*ACTIVITY A:* Copy a passage from the article on running local LLMs word for word, beginning at the words "Perhaps you too" and stopping after "info or fact-checking.".
*ACTIVITY B:*
Answer these questions from the article on running local LLMs:
(i) If you run models in which application is adding tools said to be pretty easy?
(ii) Who does the article say are generally the tool developers?
(iii) Which two online models are named as ones the latest small models can match?
*ACTIVITY C:* Pick up the article on running local LLMs after its last sentence and keep writing it.

*SOURCE EXTRACT:*

--

AI has become one of the most divisive and controversial emerging tech developments of our age. And not without reason – its impacts on the environment and on society are hotly debated and still not completely understood.
It’s one of the reasons that ethical AI is such a promising field right now. Using free tools on any medium-specced machine, you can beef up your workflows without burdening data centres in exchange for your privacy.
Perhaps you too are already using local LLMs as a more environmentally responsible content aid. They’re a great choice for assisting in activity creation in “mainstream” languages; the latest small models can comfortably match the output of the online beasts like Claude and ChatGPT.
But you may have already run up against the “black box” limitation. Out of the box, locally run LLMs have only their own resources, and no connection to the outside world for retrieving up-to-date info or fact-checking.
Tooling AI
There is a solution – and if you’re running models in LM Studio, it’s pretty easy to implement. A number of tools, or plug-ins, are available to extend the capabilities of your models. They range from simple everyday functions like a current date check, to internet searching and even file system access. When browsing models in LM Studio, tags indicate which are ready for tool use – which, in practice, is nearly all recent releases.
One word of caution – it’s important to take some care in selecting and installing tools. Community users are generally the tool developers, rather than the LLM providers. As such, you should always do due diligence and check sources before installing them. Building these assumptions into practice has been a baptism of fire for users at the bleeding edge of AI – you may well have come across recent stories about insecurities in certain third-party tools for the ‘agentic’ system, OpenClaw.

--

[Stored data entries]
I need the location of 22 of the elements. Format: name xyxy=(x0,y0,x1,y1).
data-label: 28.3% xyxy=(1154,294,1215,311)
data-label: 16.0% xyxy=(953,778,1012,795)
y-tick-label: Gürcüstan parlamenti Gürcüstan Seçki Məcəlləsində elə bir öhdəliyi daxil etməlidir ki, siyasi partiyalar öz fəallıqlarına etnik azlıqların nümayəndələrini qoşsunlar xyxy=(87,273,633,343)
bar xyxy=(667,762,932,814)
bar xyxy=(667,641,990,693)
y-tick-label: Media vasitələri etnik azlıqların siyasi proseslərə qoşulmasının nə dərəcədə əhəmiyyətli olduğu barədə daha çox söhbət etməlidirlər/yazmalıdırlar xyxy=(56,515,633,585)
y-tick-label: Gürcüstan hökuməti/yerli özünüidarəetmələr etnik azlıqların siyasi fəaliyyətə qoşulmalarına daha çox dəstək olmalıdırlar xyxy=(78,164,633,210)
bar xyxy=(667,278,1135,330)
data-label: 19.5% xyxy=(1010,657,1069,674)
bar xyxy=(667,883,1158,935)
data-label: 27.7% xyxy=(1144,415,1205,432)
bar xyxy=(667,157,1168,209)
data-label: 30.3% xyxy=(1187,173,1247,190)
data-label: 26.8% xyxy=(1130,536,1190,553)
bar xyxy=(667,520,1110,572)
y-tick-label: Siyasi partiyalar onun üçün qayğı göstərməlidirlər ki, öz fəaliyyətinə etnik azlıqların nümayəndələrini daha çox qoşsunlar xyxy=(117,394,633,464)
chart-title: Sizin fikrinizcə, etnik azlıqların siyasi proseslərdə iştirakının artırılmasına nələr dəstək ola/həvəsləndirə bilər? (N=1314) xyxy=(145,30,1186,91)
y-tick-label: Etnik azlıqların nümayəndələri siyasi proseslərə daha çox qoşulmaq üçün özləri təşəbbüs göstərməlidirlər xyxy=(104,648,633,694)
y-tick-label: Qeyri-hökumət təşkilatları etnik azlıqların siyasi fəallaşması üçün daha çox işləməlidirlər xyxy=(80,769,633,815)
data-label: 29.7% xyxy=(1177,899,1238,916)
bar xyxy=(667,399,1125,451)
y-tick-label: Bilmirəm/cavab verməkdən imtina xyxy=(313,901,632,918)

--

*TASK RESULT A:*
Perhaps you too are already using local LLMs as a more environmentally responsible content aid. They’re a great choice for assisting in activity creation in “mainstream” languages; the latest small models can comfortably match the output of the online beasts like Claude and ChatGPT.
But you may have already run up against the “black box” limitation. Out of the box, locally run LLMs have only their own resources, and no connection to the outside world for retrieving up-to-date info or fact-checking.

*TASK RESULT B:*
(i) LM Studio
(ii) Community users
(iii) Claude and ChatGPT

*TASK RESULT C:*
That said, LM Studio hosts a library of third-party tools on its website that should have passed community checks. These include a Wikipedia search, which instantly gives your queries a fact-checking foundation (allowing for the occasional Wikipedia factual error or two!). If that’s not enough, then there’s that full web search tool too. To use this, you need to set up a search provider – the free and ethical SearXNG is recommended, and it’s worth the fiddling around to set it up. (Again, exercise plenty of care when allowing your local models to consume external data.)
And back to that prosaic old date check – it’s actually more useful than you might at first think. As LLMs are trained on static text data, they have a memory cut-off. There’s generally an ‘awareness’ of this (insofar as we can call it that). Try, for instance, asking a local model what was in the news yesterday. It might well respond by stating its knowledge cut-off date (if it doesn’t make something up). Install a date checker and you add a corrective to this behaviour. That web search is much more effective if a model ‘knows’ when now is.
New tools are being developed all the time, bringing local model use even closer in line with online AI portals. For many, that’s a big step closer to becoming a viable, ethical replacement for them. Explore, experiment and share – I’d love to know what other tools you’ve found useful in the comments!